Task instructions:
Leave out the images and repeat the listing below without a single change.

Data entries
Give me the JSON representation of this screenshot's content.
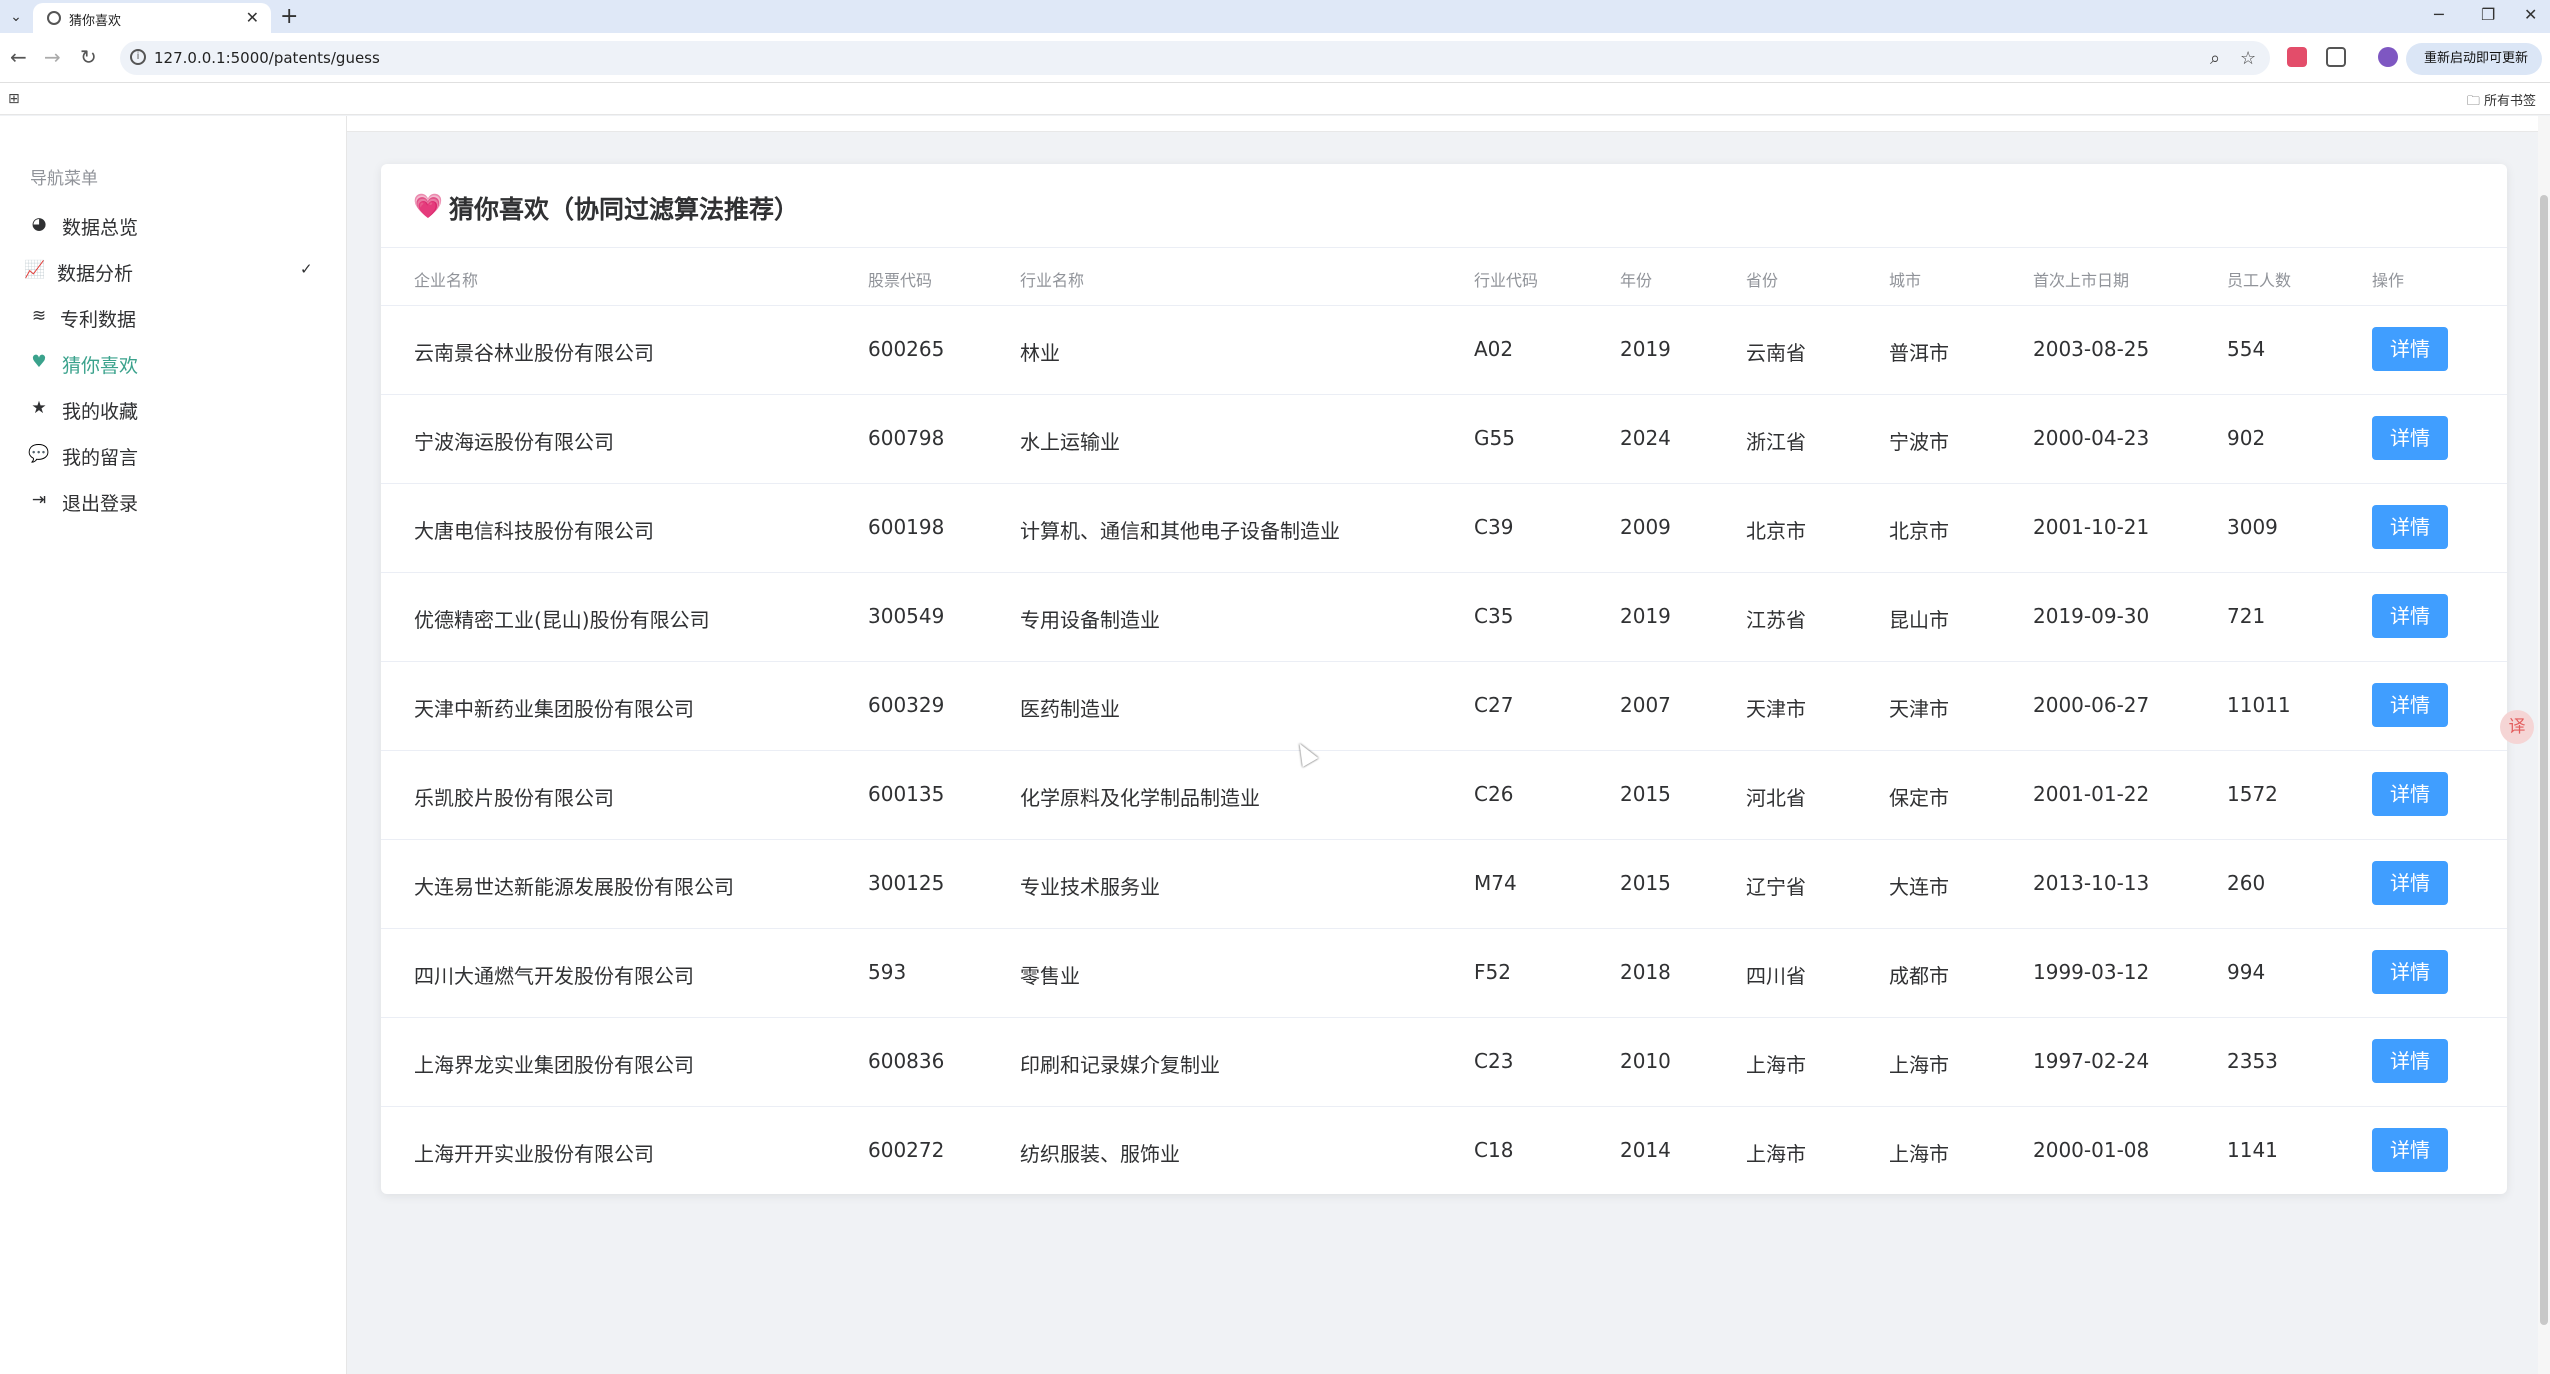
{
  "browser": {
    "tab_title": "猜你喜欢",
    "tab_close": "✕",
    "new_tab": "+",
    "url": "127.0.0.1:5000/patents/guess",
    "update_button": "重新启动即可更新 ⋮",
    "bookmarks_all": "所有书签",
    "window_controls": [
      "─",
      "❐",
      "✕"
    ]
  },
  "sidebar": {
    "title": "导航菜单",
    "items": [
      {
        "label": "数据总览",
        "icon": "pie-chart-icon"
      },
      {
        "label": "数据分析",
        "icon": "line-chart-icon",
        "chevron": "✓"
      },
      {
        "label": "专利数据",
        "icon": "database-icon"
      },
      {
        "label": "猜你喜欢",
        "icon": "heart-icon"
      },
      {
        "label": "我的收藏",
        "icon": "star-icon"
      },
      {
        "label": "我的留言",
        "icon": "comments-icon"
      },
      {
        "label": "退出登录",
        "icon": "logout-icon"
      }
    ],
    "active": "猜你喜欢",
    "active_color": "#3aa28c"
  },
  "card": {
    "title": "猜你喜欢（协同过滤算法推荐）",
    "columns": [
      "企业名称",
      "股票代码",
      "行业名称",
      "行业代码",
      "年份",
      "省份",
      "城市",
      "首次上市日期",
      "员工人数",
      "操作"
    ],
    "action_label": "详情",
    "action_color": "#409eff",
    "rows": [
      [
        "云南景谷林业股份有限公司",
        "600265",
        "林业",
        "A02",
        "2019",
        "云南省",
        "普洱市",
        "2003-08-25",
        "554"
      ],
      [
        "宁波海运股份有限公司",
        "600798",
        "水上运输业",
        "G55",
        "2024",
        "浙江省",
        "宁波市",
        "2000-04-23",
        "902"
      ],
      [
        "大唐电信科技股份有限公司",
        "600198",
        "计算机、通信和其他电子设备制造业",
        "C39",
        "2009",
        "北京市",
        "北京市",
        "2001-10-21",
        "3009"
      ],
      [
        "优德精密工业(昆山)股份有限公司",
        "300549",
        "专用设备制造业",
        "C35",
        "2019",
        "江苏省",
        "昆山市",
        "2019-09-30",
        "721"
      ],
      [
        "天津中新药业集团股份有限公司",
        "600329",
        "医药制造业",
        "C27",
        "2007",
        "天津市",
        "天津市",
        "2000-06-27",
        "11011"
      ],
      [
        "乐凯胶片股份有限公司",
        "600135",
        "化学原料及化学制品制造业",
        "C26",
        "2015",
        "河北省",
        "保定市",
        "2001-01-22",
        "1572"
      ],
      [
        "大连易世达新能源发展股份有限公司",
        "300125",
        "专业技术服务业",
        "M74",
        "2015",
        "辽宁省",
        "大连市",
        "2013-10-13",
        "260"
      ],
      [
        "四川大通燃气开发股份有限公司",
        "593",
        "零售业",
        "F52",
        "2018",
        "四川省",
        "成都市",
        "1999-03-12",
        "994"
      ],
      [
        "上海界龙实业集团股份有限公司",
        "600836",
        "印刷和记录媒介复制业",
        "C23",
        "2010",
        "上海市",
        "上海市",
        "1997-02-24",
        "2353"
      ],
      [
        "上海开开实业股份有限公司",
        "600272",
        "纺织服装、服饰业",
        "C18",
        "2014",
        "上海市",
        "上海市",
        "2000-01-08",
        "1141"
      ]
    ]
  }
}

Finished task:
Give me the JSON representation of this screenshot's content.
{
  "browser": {
    "tab_title": "猜你喜欢",
    "tab_close": "✕",
    "new_tab": "+",
    "url": "127.0.0.1:5000/patents/guess",
    "update_button": "重新启动即可更新 ⋮",
    "bookmarks_all": "所有书签",
    "window_controls": [
      "─",
      "❐",
      "✕"
    ]
  },
  "sidebar": {
    "title": "导航菜单",
    "items": [
      {
        "label": "数据总览",
        "icon": "pie-chart-icon"
      },
      {
        "label": "数据分析",
        "icon": "line-chart-icon",
        "chevron": "✓"
      },
      {
        "label": "专利数据",
        "icon": "database-icon"
      },
      {
        "label": "猜你喜欢",
        "icon": "heart-icon"
      },
      {
        "label": "我的收藏",
        "icon": "star-icon"
      },
      {
        "label": "我的留言",
        "icon": "comments-icon"
      },
      {
        "label": "退出登录",
        "icon": "logout-icon"
      }
    ],
    "active": "猜你喜欢",
    "active_color": "#3aa28c"
  },
  "card": {
    "title": "猜你喜欢（协同过滤算法推荐）",
    "columns": [
      "企业名称",
      "股票代码",
      "行业名称",
      "行业代码",
      "年份",
      "省份",
      "城市",
      "首次上市日期",
      "员工人数",
      "操作"
    ],
    "action_label": "详情",
    "action_color": "#409eff",
    "rows": [
      [
        "云南景谷林业股份有限公司",
        "600265",
        "林业",
        "A02",
        "2019",
        "云南省",
        "普洱市",
        "2003-08-25",
        "554"
      ],
      [
        "宁波海运股份有限公司",
        "600798",
        "水上运输业",
        "G55",
        "2024",
        "浙江省",
        "宁波市",
        "2000-04-23",
        "902"
      ],
      [
        "大唐电信科技股份有限公司",
        "600198",
        "计算机、通信和其他电子设备制造业",
        "C39",
        "2009",
        "北京市",
        "北京市",
        "2001-10-21",
        "3009"
      ],
      [
        "优德精密工业(昆山)股份有限公司",
        "300549",
        "专用设备制造业",
        "C35",
        "2019",
        "江苏省",
        "昆山市",
        "2019-09-30",
        "721"
      ],
      [
        "天津中新药业集团股份有限公司",
        "600329",
        "医药制造业",
        "C27",
        "2007",
        "天津市",
        "天津市",
        "2000-06-27",
        "11011"
      ],
      [
        "乐凯胶片股份有限公司",
        "600135",
        "化学原料及化学制品制造业",
        "C26",
        "2015",
        "河北省",
        "保定市",
        "2001-01-22",
        "1572"
      ],
      [
        "大连易世达新能源发展股份有限公司",
        "300125",
        "专业技术服务业",
        "M74",
        "2015",
        "辽宁省",
        "大连市",
        "2013-10-13",
        "260"
      ],
      [
        "四川大通燃气开发股份有限公司",
        "593",
        "零售业",
        "F52",
        "2018",
        "四川省",
        "成都市",
        "1999-03-12",
        "994"
      ],
      [
        "上海界龙实业集团股份有限公司",
        "600836",
        "印刷和记录媒介复制业",
        "C23",
        "2010",
        "上海市",
        "上海市",
        "1997-02-24",
        "2353"
      ],
      [
        "上海开开实业股份有限公司",
        "600272",
        "纺织服装、服饰业",
        "C18",
        "2014",
        "上海市",
        "上海市",
        "2000-01-08",
        "1141"
      ]
    ]
  }
}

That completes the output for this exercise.